[START]

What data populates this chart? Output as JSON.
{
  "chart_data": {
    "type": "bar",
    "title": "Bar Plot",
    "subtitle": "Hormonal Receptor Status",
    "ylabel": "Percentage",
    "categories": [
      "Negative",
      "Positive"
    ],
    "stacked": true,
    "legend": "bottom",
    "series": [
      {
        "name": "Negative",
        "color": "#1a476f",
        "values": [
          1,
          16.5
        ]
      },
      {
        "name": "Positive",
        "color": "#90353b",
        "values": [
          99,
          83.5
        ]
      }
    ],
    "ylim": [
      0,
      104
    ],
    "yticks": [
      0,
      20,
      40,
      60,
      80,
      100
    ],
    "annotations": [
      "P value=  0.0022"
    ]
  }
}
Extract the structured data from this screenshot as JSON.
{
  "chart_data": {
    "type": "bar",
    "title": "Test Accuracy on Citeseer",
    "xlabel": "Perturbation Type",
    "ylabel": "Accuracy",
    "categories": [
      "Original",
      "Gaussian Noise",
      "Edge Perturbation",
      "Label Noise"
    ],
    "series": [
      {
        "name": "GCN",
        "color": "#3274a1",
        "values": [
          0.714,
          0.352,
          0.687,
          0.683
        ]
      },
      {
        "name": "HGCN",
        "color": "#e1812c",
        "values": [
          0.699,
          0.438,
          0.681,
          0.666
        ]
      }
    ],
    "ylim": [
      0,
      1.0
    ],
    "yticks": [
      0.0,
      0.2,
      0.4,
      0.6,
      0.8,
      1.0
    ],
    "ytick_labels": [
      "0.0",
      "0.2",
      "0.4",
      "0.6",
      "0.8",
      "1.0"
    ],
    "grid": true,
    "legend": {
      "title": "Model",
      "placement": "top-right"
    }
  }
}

[END]

• [Written instruction] In the material above, how many lines hold the word "Perturbation"? Say only the number.

• [Written solution] 2